Every record should be copied exactly, except that pictures are to be omitted.

━━ INFORMATION GIVEN ━━

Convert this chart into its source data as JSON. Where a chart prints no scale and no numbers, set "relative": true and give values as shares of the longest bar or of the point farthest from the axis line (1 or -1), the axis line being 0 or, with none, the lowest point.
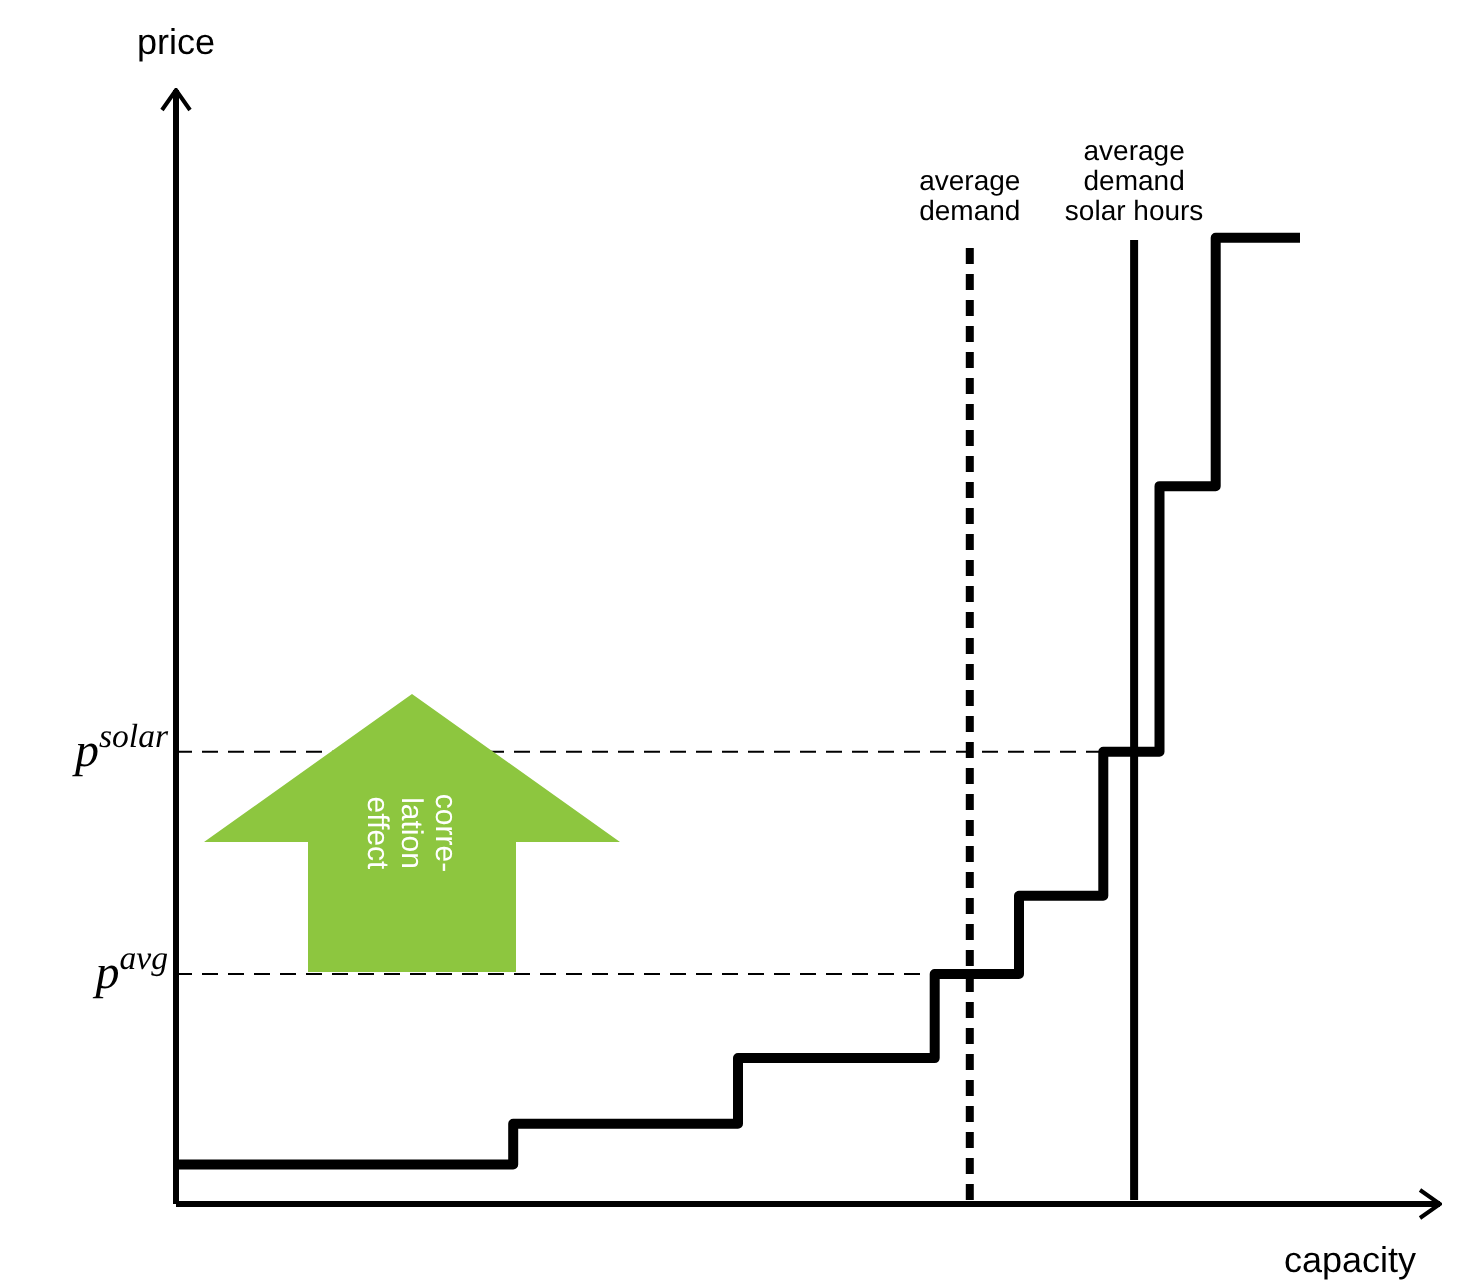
{
  "chart_data": {
    "type": "step",
    "relative": true,
    "xlabel": "capacity",
    "ylabel": "price",
    "categories": [
      null,
      null,
      null,
      null,
      null,
      null,
      null,
      null,
      null,
      null,
      null,
      null,
      null,
      null,
      null,
      null,
      null,
      null,
      null,
      null,
      null,
      null,
      null,
      null,
      null,
      null,
      null,
      null,
      null,
      null,
      null,
      null,
      null,
      null,
      null,
      null,
      null,
      null,
      null,
      null,
      null
    ],
    "series": [
      {
        "color": "#000000",
        "values": [
          0.041,
          0.041,
          0.041,
          0.041,
          0.041,
          0.041,
          0.041,
          0.041,
          0.041,
          0.041,
          0.041,
          0.041,
          0.083,
          0.083,
          0.083,
          0.083,
          0.083,
          0.083,
          0.083,
          0.083,
          0.151,
          0.151,
          0.151,
          0.151,
          0.151,
          0.151,
          0.151,
          0.238,
          0.238,
          0.238,
          0.319,
          0.319,
          0.319,
          0.468,
          0.468,
          0.743,
          0.743,
          1,
          1,
          1,
          1
        ]
      }
    ],
    "tick_labels": false,
    "legend": false,
    "marker": "none",
    "line_style": "solid",
    "ref_lines": [
      {
        "axis": "y",
        "value": 0.238,
        "label": "p$^{avg}$",
        "line_style": "dashed"
      },
      {
        "axis": "y",
        "value": 0.468,
        "label": "p$^{solar}$",
        "line_style": "dashed"
      }
    ],
    "annotations": [
      "corre-\nlation\neffect",
      "average\ndemand",
      "average\ndemand\nsolar hours"
    ]
  }
}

━━━

▶ **FINISHED TASK**
Convert this chart into its source data as JSON. Where a chart prints no scale and no numbers, set "relative": true and give values as shares of the longest bar or of the point farthest from the axis line (1 or -1), the axis line being 0 or, with none, the lowest point.
{
  "chart_data": {
    "type": "step",
    "relative": true,
    "xlabel": "capacity",
    "ylabel": "price",
    "categories": [
      null,
      null,
      null,
      null,
      null,
      null,
      null,
      null,
      null,
      null,
      null,
      null,
      null,
      null,
      null,
      null,
      null,
      null,
      null,
      null,
      null,
      null,
      null,
      null,
      null,
      null,
      null,
      null,
      null,
      null,
      null,
      null,
      null,
      null,
      null,
      null,
      null,
      null,
      null,
      null,
      null
    ],
    "series": [
      {
        "color": "#000000",
        "values": [
          0.041,
          0.041,
          0.041,
          0.041,
          0.041,
          0.041,
          0.041,
          0.041,
          0.041,
          0.041,
          0.041,
          0.041,
          0.083,
          0.083,
          0.083,
          0.083,
          0.083,
          0.083,
          0.083,
          0.083,
          0.151,
          0.151,
          0.151,
          0.151,
          0.151,
          0.151,
          0.151,
          0.238,
          0.238,
          0.238,
          0.319,
          0.319,
          0.319,
          0.468,
          0.468,
          0.743,
          0.743,
          1,
          1,
          1,
          1
        ]
      }
    ],
    "tick_labels": false,
    "legend": false,
    "marker": "none",
    "line_style": "solid",
    "ref_lines": [
      {
        "axis": "y",
        "value": 0.238,
        "label": "p$^{avg}$",
        "line_style": "dashed"
      },
      {
        "axis": "y",
        "value": 0.468,
        "label": "p$^{solar}$",
        "line_style": "dashed"
      }
    ],
    "annotations": [
      "corre-\nlation\neffect",
      "average\ndemand",
      "average\ndemand\nsolar hours"
    ]
  }
}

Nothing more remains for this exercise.